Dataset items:
----------------------------------------
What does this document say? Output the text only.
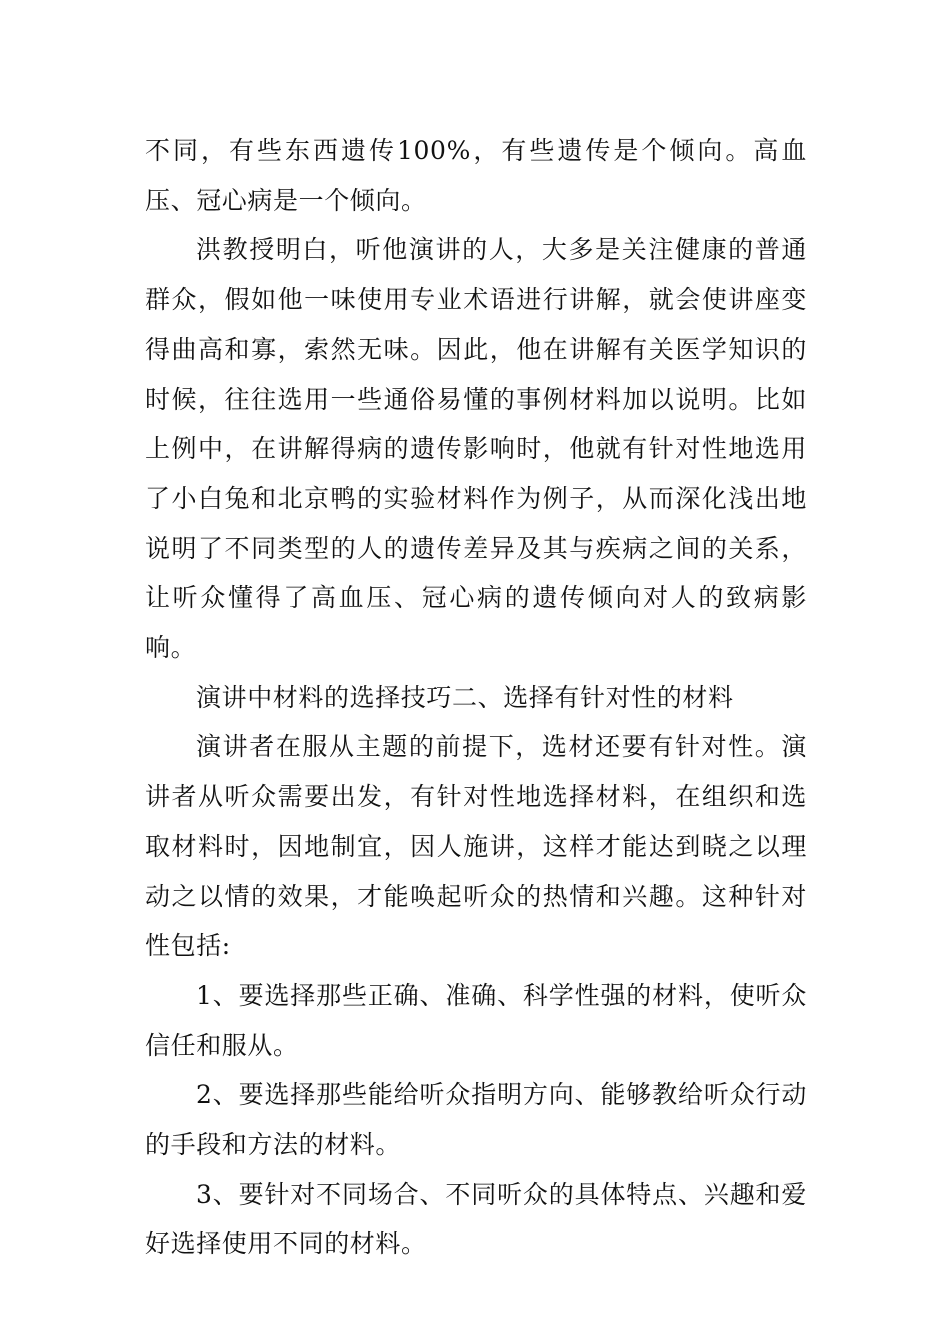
不同，有些东西遗传100%，有些遗传是个倾向。高血压、冠心病是一个倾向。

洪教授明白，听他演讲的人，大多是关注健康的普通群众，假如他一味使用专业术语进行讲解，就会使讲座变得曲高和寡，索然无味。因此，他在讲解有关医学知识的时候，往往选用一些通俗易懂的事例材料加以说明。比如上例中，在讲解得病的遗传影响时，他就有针对性地选用了小白兔和北京鸭的实验材料作为例子，从而深化浅出地说明了不同类型的人的遗传差异及其与疾病之间的关系，让听众懂得了高血压、冠心病的遗传倾向对人的致病影响。

演讲中材料的选择技巧二、选择有针对性的材料

演讲者在服从主题的前提下，选材还要有针对性。演讲者从听众需要出发，有针对性地选择材料，在组织和选取材料时，因地制宜，因人施讲，这样才能达到晓之以理动之以情的效果，才能唤起听众的热情和兴趣。这种针对性包括:

1、要选择那些正确、准确、科学性强的材料，使听众信任和服从。

2、要选择那些能给听众指明方向、能够教给听众行动的手段和方法的材料。

3、要针对不同场合、不同听众的具体特点、兴趣和爱好选择使用不同的材料。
----------------------------------------
=== PROBLEM TO SOLVE ===
The entries above should be reproduced exactly, without their pictures.

=== FINISHED TASK ===
What does this document say? Output the text only.
不同，有些东西遗传100%，有些遗传是个倾向。高血压、冠心病是一个倾向。

洪教授明白，听他演讲的人，大多是关注健康的普通群众，假如他一味使用专业术语进行讲解，就会使讲座变得曲高和寡，索然无味。因此，他在讲解有关医学知识的时候，往往选用一些通俗易懂的事例材料加以说明。比如上例中，在讲解得病的遗传影响时，他就有针对性地选用了小白兔和北京鸭的实验材料作为例子，从而深化浅出地说明了不同类型的人的遗传差异及其与疾病之间的关系，让听众懂得了高血压、冠心病的遗传倾向对人的致病影响。

演讲中材料的选择技巧二、选择有针对性的材料

演讲者在服从主题的前提下，选材还要有针对性。演讲者从听众需要出发，有针对性地选择材料，在组织和选取材料时，因地制宜，因人施讲，这样才能达到晓之以理动之以情的效果，才能唤起听众的热情和兴趣。这种针对性包括:

1、要选择那些正确、准确、科学性强的材料，使听众信任和服从。

2、要选择那些能给听众指明方向、能够教给听众行动的手段和方法的材料。

3、要针对不同场合、不同听众的具体特点、兴趣和爱好选择使用不同的材料。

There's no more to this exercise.